» Work to be completed
In the following material, identify every line holding the string "label" and return it.

» Data for this task
------------------------------------------------------------------------

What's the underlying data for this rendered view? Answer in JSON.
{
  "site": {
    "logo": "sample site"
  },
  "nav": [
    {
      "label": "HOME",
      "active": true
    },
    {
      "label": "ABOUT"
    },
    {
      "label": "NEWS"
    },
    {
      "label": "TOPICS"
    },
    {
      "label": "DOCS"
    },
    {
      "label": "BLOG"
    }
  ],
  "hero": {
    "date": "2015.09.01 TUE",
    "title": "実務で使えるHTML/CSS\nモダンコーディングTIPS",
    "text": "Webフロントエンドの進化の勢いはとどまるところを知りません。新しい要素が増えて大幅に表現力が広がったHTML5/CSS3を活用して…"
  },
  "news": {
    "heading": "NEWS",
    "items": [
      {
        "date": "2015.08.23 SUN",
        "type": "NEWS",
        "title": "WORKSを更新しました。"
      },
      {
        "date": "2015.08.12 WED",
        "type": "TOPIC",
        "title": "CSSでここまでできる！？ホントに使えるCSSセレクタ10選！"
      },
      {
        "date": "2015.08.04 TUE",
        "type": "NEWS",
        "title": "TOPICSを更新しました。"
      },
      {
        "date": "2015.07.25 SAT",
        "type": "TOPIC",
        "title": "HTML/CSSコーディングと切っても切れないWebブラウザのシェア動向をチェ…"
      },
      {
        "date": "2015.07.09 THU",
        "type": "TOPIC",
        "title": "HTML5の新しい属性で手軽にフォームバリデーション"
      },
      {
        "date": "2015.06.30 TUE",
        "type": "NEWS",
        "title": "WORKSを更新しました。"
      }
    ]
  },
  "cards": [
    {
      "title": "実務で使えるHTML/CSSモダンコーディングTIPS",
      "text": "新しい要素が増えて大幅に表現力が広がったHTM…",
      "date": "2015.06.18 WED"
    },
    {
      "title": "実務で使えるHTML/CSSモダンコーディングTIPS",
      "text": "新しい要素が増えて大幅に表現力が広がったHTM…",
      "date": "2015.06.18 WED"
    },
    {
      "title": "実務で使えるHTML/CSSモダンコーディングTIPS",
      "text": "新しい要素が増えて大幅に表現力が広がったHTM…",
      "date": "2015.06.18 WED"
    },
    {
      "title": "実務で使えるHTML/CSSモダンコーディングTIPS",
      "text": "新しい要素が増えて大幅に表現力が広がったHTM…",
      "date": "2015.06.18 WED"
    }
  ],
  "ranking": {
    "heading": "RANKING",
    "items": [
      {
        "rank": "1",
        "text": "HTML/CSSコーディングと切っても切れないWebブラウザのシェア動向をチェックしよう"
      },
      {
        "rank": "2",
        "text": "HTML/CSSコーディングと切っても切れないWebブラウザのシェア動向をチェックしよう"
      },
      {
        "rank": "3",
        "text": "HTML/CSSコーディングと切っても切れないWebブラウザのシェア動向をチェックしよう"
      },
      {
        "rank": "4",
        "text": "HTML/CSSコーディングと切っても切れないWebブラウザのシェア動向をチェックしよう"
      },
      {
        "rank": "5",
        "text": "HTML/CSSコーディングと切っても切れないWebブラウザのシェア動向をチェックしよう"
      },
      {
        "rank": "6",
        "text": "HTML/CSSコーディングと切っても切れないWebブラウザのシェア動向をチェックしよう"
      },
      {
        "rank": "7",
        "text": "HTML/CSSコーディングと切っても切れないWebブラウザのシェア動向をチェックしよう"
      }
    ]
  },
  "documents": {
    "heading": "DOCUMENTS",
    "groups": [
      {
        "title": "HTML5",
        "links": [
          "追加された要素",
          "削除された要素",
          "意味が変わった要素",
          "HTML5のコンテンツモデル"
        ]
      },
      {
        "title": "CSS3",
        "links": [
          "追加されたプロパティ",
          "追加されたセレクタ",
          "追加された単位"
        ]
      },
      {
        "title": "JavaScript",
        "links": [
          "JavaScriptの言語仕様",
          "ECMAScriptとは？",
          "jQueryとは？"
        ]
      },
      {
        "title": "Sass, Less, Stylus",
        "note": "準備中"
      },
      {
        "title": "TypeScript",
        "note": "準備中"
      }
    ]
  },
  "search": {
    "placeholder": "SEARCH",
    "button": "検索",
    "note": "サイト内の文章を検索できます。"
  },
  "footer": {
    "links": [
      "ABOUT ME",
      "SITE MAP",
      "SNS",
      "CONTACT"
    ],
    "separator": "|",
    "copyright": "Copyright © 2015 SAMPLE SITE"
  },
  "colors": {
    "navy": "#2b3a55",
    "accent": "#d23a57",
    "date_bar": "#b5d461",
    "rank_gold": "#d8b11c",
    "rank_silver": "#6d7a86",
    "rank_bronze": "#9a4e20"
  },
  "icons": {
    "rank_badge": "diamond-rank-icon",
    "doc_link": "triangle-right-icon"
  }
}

------------------------------------------------------------------------

» Task result
      "label": "HOME",
      "label": "ABOUT"
      "label": "NEWS"
      "label": "TOPICS"
      "label": "DOCS"
      "label": "BLOG"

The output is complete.